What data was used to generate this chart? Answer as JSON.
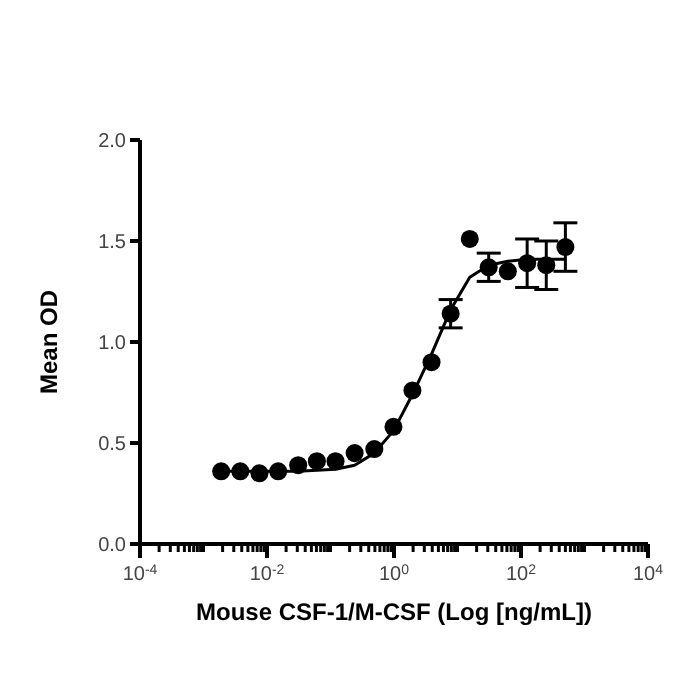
{
  "chart_data": {
    "type": "scatter",
    "xlabel": "Mouse CSF-1/M-CSF (Log [ng/mL])",
    "ylabel": "Mean OD",
    "log": "x",
    "marker": "circle",
    "xlim": [
      0.0001,
      10000
    ],
    "xticks": [
      {
        "value": 0.0001,
        "label": "10$^{-4}$"
      },
      {
        "value": 0.0002,
        "label": null
      },
      {
        "value": 0.0003,
        "label": null
      },
      {
        "value": 0.0004,
        "label": null
      },
      {
        "value": 0.0005,
        "label": null
      },
      {
        "value": 0.0006,
        "label": null
      },
      {
        "value": 0.0007,
        "label": null
      },
      {
        "value": 0.0008,
        "label": null
      },
      {
        "value": 0.0009,
        "label": null
      },
      {
        "value": 0.001,
        "label": null
      },
      {
        "value": 0.002,
        "label": null
      },
      {
        "value": 0.003,
        "label": null
      },
      {
        "value": 0.004,
        "label": null
      },
      {
        "value": 0.005,
        "label": null
      },
      {
        "value": 0.006,
        "label": null
      },
      {
        "value": 0.007,
        "label": null
      },
      {
        "value": 0.008,
        "label": null
      },
      {
        "value": 0.009,
        "label": null
      },
      {
        "value": 0.01,
        "label": "10$^{-2}$"
      },
      {
        "value": 0.02,
        "label": null
      },
      {
        "value": 0.03,
        "label": null
      },
      {
        "value": 0.04,
        "label": null
      },
      {
        "value": 0.05,
        "label": null
      },
      {
        "value": 0.06,
        "label": null
      },
      {
        "value": 0.07,
        "label": null
      },
      {
        "value": 0.08,
        "label": null
      },
      {
        "value": 0.09,
        "label": null
      },
      {
        "value": 0.1,
        "label": null
      },
      {
        "value": 0.2,
        "label": null
      },
      {
        "value": 0.3,
        "label": null
      },
      {
        "value": 0.4,
        "label": null
      },
      {
        "value": 0.5,
        "label": null
      },
      {
        "value": 0.6,
        "label": null
      },
      {
        "value": 0.7,
        "label": null
      },
      {
        "value": 0.8,
        "label": null
      },
      {
        "value": 0.9,
        "label": null
      },
      {
        "value": 1,
        "label": "10$^{0}$"
      },
      {
        "value": 2,
        "label": null
      },
      {
        "value": 3,
        "label": null
      },
      {
        "value": 4,
        "label": null
      },
      {
        "value": 5,
        "label": null
      },
      {
        "value": 6,
        "label": null
      },
      {
        "value": 7,
        "label": null
      },
      {
        "value": 8,
        "label": null
      },
      {
        "value": 9,
        "label": null
      },
      {
        "value": 10,
        "label": null
      },
      {
        "value": 20,
        "label": null
      },
      {
        "value": 30,
        "label": null
      },
      {
        "value": 40,
        "label": null
      },
      {
        "value": 50,
        "label": null
      },
      {
        "value": 60,
        "label": null
      },
      {
        "value": 70,
        "label": null
      },
      {
        "value": 80,
        "label": null
      },
      {
        "value": 90,
        "label": null
      },
      {
        "value": 100,
        "label": "10$^{2}$"
      },
      {
        "value": 200,
        "label": null
      },
      {
        "value": 300,
        "label": null
      },
      {
        "value": 400,
        "label": null
      },
      {
        "value": 500,
        "label": null
      },
      {
        "value": 600,
        "label": null
      },
      {
        "value": 700,
        "label": null
      },
      {
        "value": 800,
        "label": null
      },
      {
        "value": 900,
        "label": null
      },
      {
        "value": 1000,
        "label": null
      },
      {
        "value": 2000,
        "label": null
      },
      {
        "value": 3000,
        "label": null
      },
      {
        "value": 4000,
        "label": null
      },
      {
        "value": 5000,
        "label": null
      },
      {
        "value": 6000,
        "label": null
      },
      {
        "value": 7000,
        "label": null
      },
      {
        "value": 8000,
        "label": null
      },
      {
        "value": 9000,
        "label": null
      },
      {
        "value": 10000,
        "label": "10$^{4}$"
      }
    ],
    "ylim": [
      0,
      2
    ],
    "yticks": [
      {
        "value": 0,
        "label": "0.0"
      },
      {
        "value": 0.5,
        "label": "0.5"
      },
      {
        "value": 1,
        "label": "1.0"
      },
      {
        "value": 1.5,
        "label": "1.5"
      },
      {
        "value": 2,
        "label": "2.0"
      }
    ],
    "series": [
      {
        "color": "#000000",
        "x": [
          0.0019,
          0.0038,
          0.0076,
          0.015,
          0.031,
          0.061,
          0.12,
          0.24,
          0.49,
          0.98,
          1.95,
          3.9,
          7.8,
          15.6,
          31,
          62,
          125,
          250,
          500
        ],
        "values": [
          0.36,
          0.36,
          0.35,
          0.36,
          0.39,
          0.41,
          0.41,
          0.45,
          0.47,
          0.58,
          0.76,
          0.9,
          1.14,
          1.51,
          1.37,
          1.35,
          1.39,
          1.38,
          1.47
        ],
        "errors": [
          null,
          null,
          null,
          null,
          null,
          null,
          null,
          null,
          null,
          null,
          null,
          null,
          0.07,
          null,
          0.07,
          null,
          0.12,
          0.12,
          0.12
        ]
      },
      {
        "type": "line",
        "color": "#000000",
        "marker": "none",
        "x": [
          0.0019,
          0.0076,
          0.031,
          0.12,
          0.24,
          0.49,
          0.98,
          1.95,
          3.9,
          7.8,
          15.6,
          31,
          62,
          125,
          250,
          500
        ],
        "values": [
          0.36,
          0.36,
          0.36,
          0.37,
          0.39,
          0.45,
          0.56,
          0.74,
          0.94,
          1.16,
          1.32,
          1.38,
          1.4,
          1.41,
          1.41,
          1.41
        ]
      }
    ]
  }
}
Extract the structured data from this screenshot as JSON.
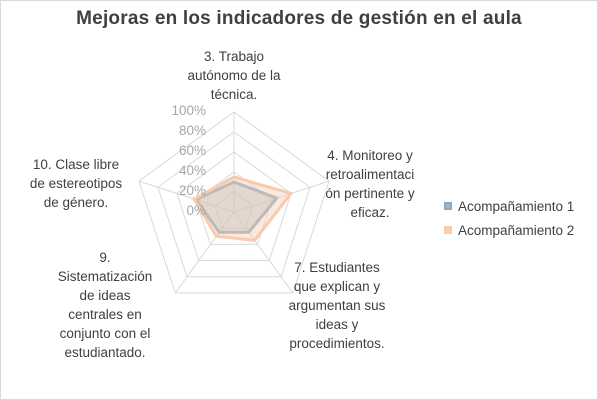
{
  "chart_data": {
    "type": "radar",
    "title": "Mejoras en los indicadores de gestión en el aula",
    "categories": [
      "3. Trabajo autónomo de la técnica.",
      "4. Monitoreo y retroalimentación pertinente y eficaz.",
      "7. Estudiantes que explican y argumentan sus ideas y procedimientos.",
      "9. Sistematización de ideas centrales en conjunto con el estudiantado.",
      "10. Clase libre de estereotipos de género."
    ],
    "category_lines": [
      [
        "3. Trabajo",
        "autónomo de la",
        "técnica."
      ],
      [
        "4. Monitoreo y",
        "retroalimentaci",
        "ón pertinente y",
        "eficaz."
      ],
      [
        "7. Estudiantes",
        "que explican y",
        "argumentan sus",
        "ideas y",
        "procedimientos."
      ],
      [
        "9.",
        "Sistematización",
        "de ideas",
        "centrales en",
        "conjunto con el",
        "estudiantado."
      ],
      [
        "10. Clase libre",
        "de estereotipos",
        "de género."
      ]
    ],
    "tick_labels": [
      "0%",
      "20%",
      "40%",
      "60%",
      "80%",
      "100%"
    ],
    "rlim": [
      0,
      1
    ],
    "series": [
      {
        "name": "Acompañamiento 1",
        "values": [
          0.3,
          0.45,
          0.25,
          0.25,
          0.4
        ],
        "color": "#8eaabf",
        "fill": "#a9b5bd"
      },
      {
        "name": "Acompañamiento 2",
        "values": [
          0.35,
          0.6,
          0.35,
          0.3,
          0.42
        ],
        "color": "#f8cbad",
        "fill": "#f3cfb6"
      }
    ],
    "grid_color": "#d9d9d9",
    "legend_position": "right"
  }
}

Work instructions:
Tally up the lines of the listing containing the word "explican". Give only the total.

Result below:
2